### TEXT SECTION
◇ ◇ ◇ ◇ ◇
Senate Bill 167 made its way through the State Affairs Committee of the Colorado State Senate yesterday afternoon, setting it up for a full vote. Apart from guaranteeing time to pump, the bill also requires businesses to set aside a location other than a toilet staff for mothers to express their milk.
The primary text of the bill reads as follows:
Requires employers to allow a nursing mother at least 2 separate 20-minute breaks each day, in addition to a meal break, to breastfeed or express breast milk for her child. Requires the break time to be paid only if the employer already provides its employees comparable paid break time. Also requires employers to make reasonable efforts to provide nursing mothers a private location in which to breastfeed or express breast milk. Prohibits an employer from discriminating against an employee who exercises her rights to break time and a private location to breastfeed or express breast milk.
Channel 9 news has coverage of the Colorado breastfeeding bill's progress.
"Colorado's working moms shouldn't have to choose between their responsibility for their child's health and their responsibility to their household's finances," said Carol Soeth, who testified with her 5-month-old son, Jack, on her lap.
Critics however stated that this would provide an undue burden on Colorado's businesses and that the issue is best left to negotiations between individual employers and their employees.
◇ ◇ ◇ ◇ ◇
### Element position data
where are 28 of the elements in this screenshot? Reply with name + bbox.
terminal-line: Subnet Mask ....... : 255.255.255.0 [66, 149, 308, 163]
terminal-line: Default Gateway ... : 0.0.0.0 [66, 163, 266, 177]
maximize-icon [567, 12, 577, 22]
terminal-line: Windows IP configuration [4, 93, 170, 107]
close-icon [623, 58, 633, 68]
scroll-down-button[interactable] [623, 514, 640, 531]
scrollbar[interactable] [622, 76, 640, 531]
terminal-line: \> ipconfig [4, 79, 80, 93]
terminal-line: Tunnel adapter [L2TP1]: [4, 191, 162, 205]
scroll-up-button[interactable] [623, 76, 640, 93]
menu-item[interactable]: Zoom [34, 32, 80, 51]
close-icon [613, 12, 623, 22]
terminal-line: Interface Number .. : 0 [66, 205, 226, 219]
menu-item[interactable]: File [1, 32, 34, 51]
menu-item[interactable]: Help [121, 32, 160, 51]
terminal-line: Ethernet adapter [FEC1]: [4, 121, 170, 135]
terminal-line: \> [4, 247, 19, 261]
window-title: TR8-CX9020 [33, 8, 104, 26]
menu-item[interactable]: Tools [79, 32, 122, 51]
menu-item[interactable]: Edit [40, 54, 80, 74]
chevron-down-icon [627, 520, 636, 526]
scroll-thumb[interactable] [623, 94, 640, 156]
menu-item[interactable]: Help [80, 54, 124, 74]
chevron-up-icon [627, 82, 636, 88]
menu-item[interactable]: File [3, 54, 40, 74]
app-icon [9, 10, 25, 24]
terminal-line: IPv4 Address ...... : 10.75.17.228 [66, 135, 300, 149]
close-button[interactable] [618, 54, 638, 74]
◇ ◇ ◇ ◇ ◇
### WORK TO COMPLETE
**A)** Put the records, from their first line up to and including the line containing "scroll-down-button[interactable] [623, 514, 640, 531]", into a numbered list, leaving out any blank lines.
**B)** Write the next part of the piece about the Colorado breastfeeding bill, picking up right after its final sentence.

### SOLVED PROBLEMS
**A)**
1. where are 28 of the elements in this screenshot? Reply with name + bbox.
2. terminal-line: Subnet Mask ....... : 255.255.255.0 [66, 149, 308, 163]
3. terminal-line: Default Gateway ... : 0.0.0.0 [66, 163, 266, 177]
4. maximize-icon [567, 12, 577, 22]
5. terminal-line: Windows IP configuration [4, 93, 170, 107]
6. close-icon [623, 58, 633, 68]
7. scroll-down-button[interactable] [623, 514, 640, 531]

**B)**
"Being a Mom and a Grandmother is a very honorable profession. I'm there," said Gail Lindley, who owns the Denver Bookbinding Company, a business which has set up cribs in its workspace for its employees who are working parents. "But, I don't think small businesses should be mandated to provide this. It's a wonderful thing to do, but some times, it's not the practical thing to do."
Colorado's business lobbying community testified against the measure. The Colorado Association for Commerce and Industry (CACI), which represents many of the state's largest business, believes the measure takes the wrong approach to solve a non-existent program.
To note, Colorado already has laws on the books that protect the rights of a mother to breastfeed her child in public, making them one of 31 states that do so. The new bill focuses only on the rights of breastfeeding mothers in the workplace.